EXCERPTED RECORDS ::
━━━━━━━━

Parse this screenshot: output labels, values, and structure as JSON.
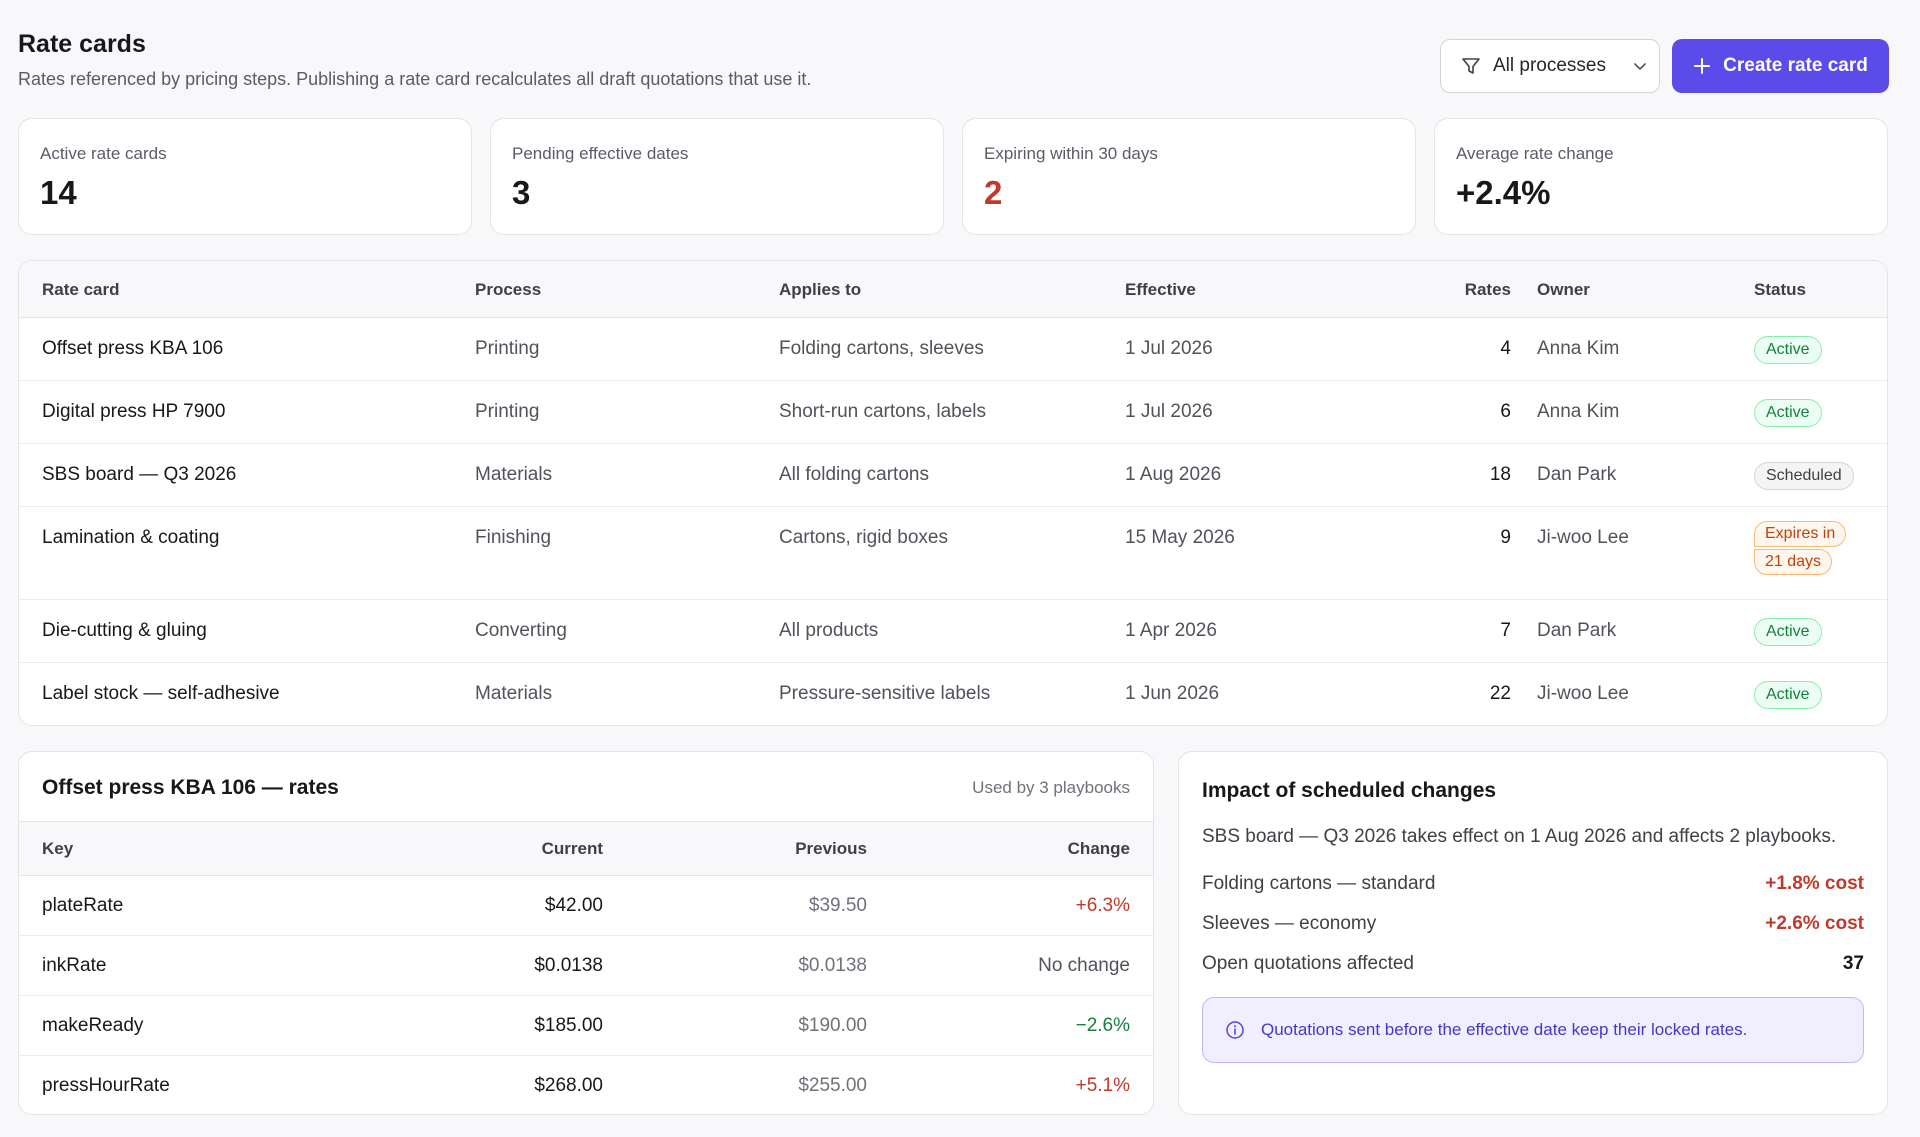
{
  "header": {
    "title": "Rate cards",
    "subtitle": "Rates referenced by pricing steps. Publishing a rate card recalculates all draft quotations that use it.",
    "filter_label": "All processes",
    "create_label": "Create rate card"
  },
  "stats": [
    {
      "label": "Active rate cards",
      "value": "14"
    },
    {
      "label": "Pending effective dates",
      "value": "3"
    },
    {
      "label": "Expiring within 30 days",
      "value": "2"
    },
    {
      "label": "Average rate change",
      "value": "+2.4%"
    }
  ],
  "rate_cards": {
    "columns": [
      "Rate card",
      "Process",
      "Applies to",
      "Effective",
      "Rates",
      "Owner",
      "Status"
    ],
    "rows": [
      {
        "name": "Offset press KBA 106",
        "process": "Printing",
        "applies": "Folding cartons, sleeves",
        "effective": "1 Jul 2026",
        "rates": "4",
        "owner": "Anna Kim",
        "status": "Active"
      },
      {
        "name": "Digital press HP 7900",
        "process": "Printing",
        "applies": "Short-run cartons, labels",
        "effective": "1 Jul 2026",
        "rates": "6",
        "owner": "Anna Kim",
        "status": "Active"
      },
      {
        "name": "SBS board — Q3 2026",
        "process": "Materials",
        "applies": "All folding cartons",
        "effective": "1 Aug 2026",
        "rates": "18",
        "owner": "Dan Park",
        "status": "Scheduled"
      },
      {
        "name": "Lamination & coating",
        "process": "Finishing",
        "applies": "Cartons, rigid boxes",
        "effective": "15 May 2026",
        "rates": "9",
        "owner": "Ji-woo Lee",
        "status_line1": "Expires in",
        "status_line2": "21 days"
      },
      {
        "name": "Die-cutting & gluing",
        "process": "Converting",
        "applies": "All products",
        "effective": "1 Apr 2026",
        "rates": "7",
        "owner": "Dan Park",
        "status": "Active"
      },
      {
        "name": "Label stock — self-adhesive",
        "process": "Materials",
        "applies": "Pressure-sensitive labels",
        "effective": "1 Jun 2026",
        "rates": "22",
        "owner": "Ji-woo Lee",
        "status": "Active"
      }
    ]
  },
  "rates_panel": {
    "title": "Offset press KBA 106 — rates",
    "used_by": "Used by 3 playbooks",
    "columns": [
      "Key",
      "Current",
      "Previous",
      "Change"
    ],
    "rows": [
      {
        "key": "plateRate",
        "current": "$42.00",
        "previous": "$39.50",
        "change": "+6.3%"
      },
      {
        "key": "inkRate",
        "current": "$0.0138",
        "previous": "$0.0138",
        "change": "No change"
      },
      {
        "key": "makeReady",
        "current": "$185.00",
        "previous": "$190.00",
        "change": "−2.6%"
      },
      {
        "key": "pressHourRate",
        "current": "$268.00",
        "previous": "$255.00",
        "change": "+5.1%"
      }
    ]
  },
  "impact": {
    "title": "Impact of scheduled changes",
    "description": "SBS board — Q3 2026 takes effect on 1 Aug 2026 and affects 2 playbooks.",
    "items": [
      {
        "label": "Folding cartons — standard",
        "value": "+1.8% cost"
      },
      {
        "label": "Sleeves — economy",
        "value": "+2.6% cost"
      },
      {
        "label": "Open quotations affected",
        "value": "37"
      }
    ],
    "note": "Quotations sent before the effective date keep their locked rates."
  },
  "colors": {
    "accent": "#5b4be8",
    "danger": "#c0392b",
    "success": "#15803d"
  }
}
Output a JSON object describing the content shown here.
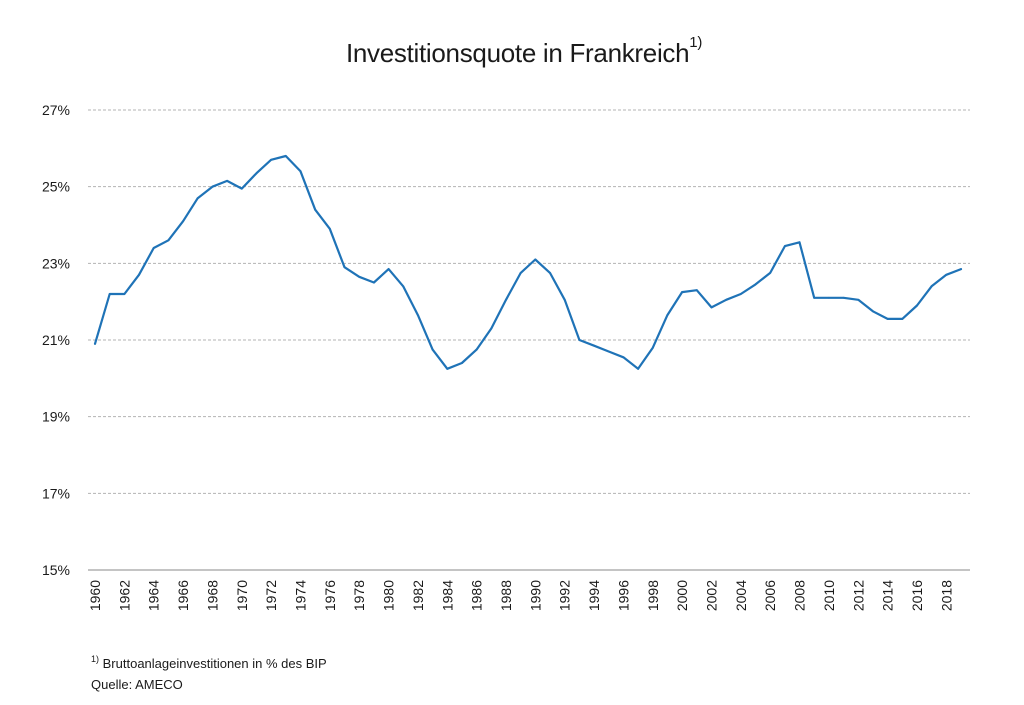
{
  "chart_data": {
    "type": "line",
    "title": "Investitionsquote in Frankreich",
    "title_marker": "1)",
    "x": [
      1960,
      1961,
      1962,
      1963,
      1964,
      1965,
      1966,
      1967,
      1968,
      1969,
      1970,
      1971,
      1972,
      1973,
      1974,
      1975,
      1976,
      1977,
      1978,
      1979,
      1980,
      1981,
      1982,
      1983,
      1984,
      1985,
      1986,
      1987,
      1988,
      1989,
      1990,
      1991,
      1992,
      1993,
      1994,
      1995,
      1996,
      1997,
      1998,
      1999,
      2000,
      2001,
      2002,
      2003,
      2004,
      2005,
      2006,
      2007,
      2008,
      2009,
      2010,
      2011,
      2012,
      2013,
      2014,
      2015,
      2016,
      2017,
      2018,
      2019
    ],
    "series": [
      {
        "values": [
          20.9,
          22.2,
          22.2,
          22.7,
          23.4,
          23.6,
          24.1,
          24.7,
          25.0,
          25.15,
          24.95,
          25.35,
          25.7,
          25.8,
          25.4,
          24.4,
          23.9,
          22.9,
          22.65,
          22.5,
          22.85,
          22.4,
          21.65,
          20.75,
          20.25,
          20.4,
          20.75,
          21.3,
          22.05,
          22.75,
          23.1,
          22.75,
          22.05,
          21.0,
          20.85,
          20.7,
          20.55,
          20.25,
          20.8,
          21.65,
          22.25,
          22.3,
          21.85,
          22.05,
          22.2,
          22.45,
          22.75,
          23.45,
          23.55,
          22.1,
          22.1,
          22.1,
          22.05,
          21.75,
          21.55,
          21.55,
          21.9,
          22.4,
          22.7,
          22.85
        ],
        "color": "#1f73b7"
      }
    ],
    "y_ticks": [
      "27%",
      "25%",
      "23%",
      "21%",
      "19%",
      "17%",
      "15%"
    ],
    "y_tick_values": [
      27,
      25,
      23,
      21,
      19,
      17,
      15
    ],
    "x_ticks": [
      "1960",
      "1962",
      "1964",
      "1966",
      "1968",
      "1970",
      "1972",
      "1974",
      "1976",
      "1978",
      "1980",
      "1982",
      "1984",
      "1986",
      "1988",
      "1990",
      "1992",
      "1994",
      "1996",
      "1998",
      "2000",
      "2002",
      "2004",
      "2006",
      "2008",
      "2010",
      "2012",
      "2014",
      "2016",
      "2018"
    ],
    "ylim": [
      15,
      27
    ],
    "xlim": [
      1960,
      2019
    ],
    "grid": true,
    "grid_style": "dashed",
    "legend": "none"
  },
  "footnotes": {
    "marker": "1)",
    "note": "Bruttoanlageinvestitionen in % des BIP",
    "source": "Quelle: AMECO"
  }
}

━━━━━━━━

All of the entries above should be duplicated exactly, except for the pictures.

Parse this screenshot: output labels, values, and structure as JSON.
{
  "header": {
    "title": "Rate cards",
    "subtitle": "Rates referenced by pricing steps. Publishing a rate card recalculates all draft quotations that use it.",
    "filter_label": "All processes",
    "create_label": "Create rate card"
  },
  "stats": [
    {
      "label": "Active rate cards",
      "value": "14"
    },
    {
      "label": "Pending effective dates",
      "value": "3"
    },
    {
      "label": "Expiring within 30 days",
      "value": "2"
    },
    {
      "label": "Average rate change",
      "value": "+2.4%"
    }
  ],
  "rate_cards": {
    "columns": [
      "Rate card",
      "Process",
      "Applies to",
      "Effective",
      "Rates",
      "Owner",
      "Status"
    ],
    "rows": [
      {
        "name": "Offset press KBA 106",
        "process": "Printing",
        "applies": "Folding cartons, sleeves",
        "effective": "1 Jul 2026",
        "rates": "4",
        "owner": "Anna Kim",
        "status": "Active"
      },
      {
        "name": "Digital press HP 7900",
        "process": "Printing",
        "applies": "Short-run cartons, labels",
        "effective": "1 Jul 2026",
        "rates": "6",
        "owner": "Anna Kim",
        "status": "Active"
      },
      {
        "name": "SBS board — Q3 2026",
        "process": "Materials",
        "applies": "All folding cartons",
        "effective": "1 Aug 2026",
        "rates": "18",
        "owner": "Dan Park",
        "status": "Scheduled"
      },
      {
        "name": "Lamination & coating",
        "process": "Finishing",
        "applies": "Cartons, rigid boxes",
        "effective": "15 May 2026",
        "rates": "9",
        "owner": "Ji-woo Lee",
        "status_line1": "Expires in",
        "status_line2": "21 days"
      },
      {
        "name": "Die-cutting & gluing",
        "process": "Converting",
        "applies": "All products",
        "effective": "1 Apr 2026",
        "rates": "7",
        "owner": "Dan Park",
        "status": "Active"
      },
      {
        "name": "Label stock — self-adhesive",
        "process": "Materials",
        "applies": "Pressure-sensitive labels",
        "effective": "1 Jun 2026",
        "rates": "22",
        "owner": "Ji-woo Lee",
        "status": "Active"
      }
    ]
  },
  "rates_panel": {
    "title": "Offset press KBA 106 — rates",
    "used_by": "Used by 3 playbooks",
    "columns": [
      "Key",
      "Current",
      "Previous",
      "Change"
    ],
    "rows": [
      {
        "key": "plateRate",
        "current": "$42.00",
        "previous": "$39.50",
        "change": "+6.3%"
      },
      {
        "key": "inkRate",
        "current": "$0.0138",
        "previous": "$0.0138",
        "change": "No change"
      },
      {
        "key": "makeReady",
        "current": "$185.00",
        "previous": "$190.00",
        "change": "−2.6%"
      },
      {
        "key": "pressHourRate",
        "current": "$268.00",
        "previous": "$255.00",
        "change": "+5.1%"
      }
    ]
  },
  "impact": {
    "title": "Impact of scheduled changes",
    "description": "SBS board — Q3 2026 takes effect on 1 Aug 2026 and affects 2 playbooks.",
    "items": [
      {
        "label": "Folding cartons — standard",
        "value": "+1.8% cost"
      },
      {
        "label": "Sleeves — economy",
        "value": "+2.6% cost"
      },
      {
        "label": "Open quotations affected",
        "value": "37"
      }
    ],
    "note": "Quotations sent before the effective date keep their locked rates."
  },
  "colors": {
    "accent": "#5b4be8",
    "danger": "#c0392b",
    "success": "#15803d"
  }
}
Output a JSON object describing the content shown here.
{
  "chart_data": {
    "type": "line",
    "title": "Investitionsquote in Frankreich",
    "title_marker": "1)",
    "x": [
      1960,
      1961,
      1962,
      1963,
      1964,
      1965,
      1966,
      1967,
      1968,
      1969,
      1970,
      1971,
      1972,
      1973,
      1974,
      1975,
      1976,
      1977,
      1978,
      1979,
      1980,
      1981,
      1982,
      1983,
      1984,
      1985,
      1986,
      1987,
      1988,
      1989,
      1990,
      1991,
      1992,
      1993,
      1994,
      1995,
      1996,
      1997,
      1998,
      1999,
      2000,
      2001,
      2002,
      2003,
      2004,
      2005,
      2006,
      2007,
      2008,
      2009,
      2010,
      2011,
      2012,
      2013,
      2014,
      2015,
      2016,
      2017,
      2018,
      2019
    ],
    "series": [
      {
        "values": [
          20.9,
          22.2,
          22.2,
          22.7,
          23.4,
          23.6,
          24.1,
          24.7,
          25.0,
          25.15,
          24.95,
          25.35,
          25.7,
          25.8,
          25.4,
          24.4,
          23.9,
          22.9,
          22.65,
          22.5,
          22.85,
          22.4,
          21.65,
          20.75,
          20.25,
          20.4,
          20.75,
          21.3,
          22.05,
          22.75,
          23.1,
          22.75,
          22.05,
          21.0,
          20.85,
          20.7,
          20.55,
          20.25,
          20.8,
          21.65,
          22.25,
          22.3,
          21.85,
          22.05,
          22.2,
          22.45,
          22.75,
          23.45,
          23.55,
          22.1,
          22.1,
          22.1,
          22.05,
          21.75,
          21.55,
          21.55,
          21.9,
          22.4,
          22.7,
          22.85
        ],
        "color": "#1f73b7"
      }
    ],
    "y_ticks": [
      "27%",
      "25%",
      "23%",
      "21%",
      "19%",
      "17%",
      "15%"
    ],
    "y_tick_values": [
      27,
      25,
      23,
      21,
      19,
      17,
      15
    ],
    "x_ticks": [
      "1960",
      "1962",
      "1964",
      "1966",
      "1968",
      "1970",
      "1972",
      "1974",
      "1976",
      "1978",
      "1980",
      "1982",
      "1984",
      "1986",
      "1988",
      "1990",
      "1992",
      "1994",
      "1996",
      "1998",
      "2000",
      "2002",
      "2004",
      "2006",
      "2008",
      "2010",
      "2012",
      "2014",
      "2016",
      "2018"
    ],
    "ylim": [
      15,
      27
    ],
    "xlim": [
      1960,
      2019
    ],
    "grid": true,
    "grid_style": "dashed",
    "legend": "none"
  },
  "footnotes": {
    "marker": "1)",
    "note": "Bruttoanlageinvestitionen in % des BIP",
    "source": "Quelle: AMECO"
  }
}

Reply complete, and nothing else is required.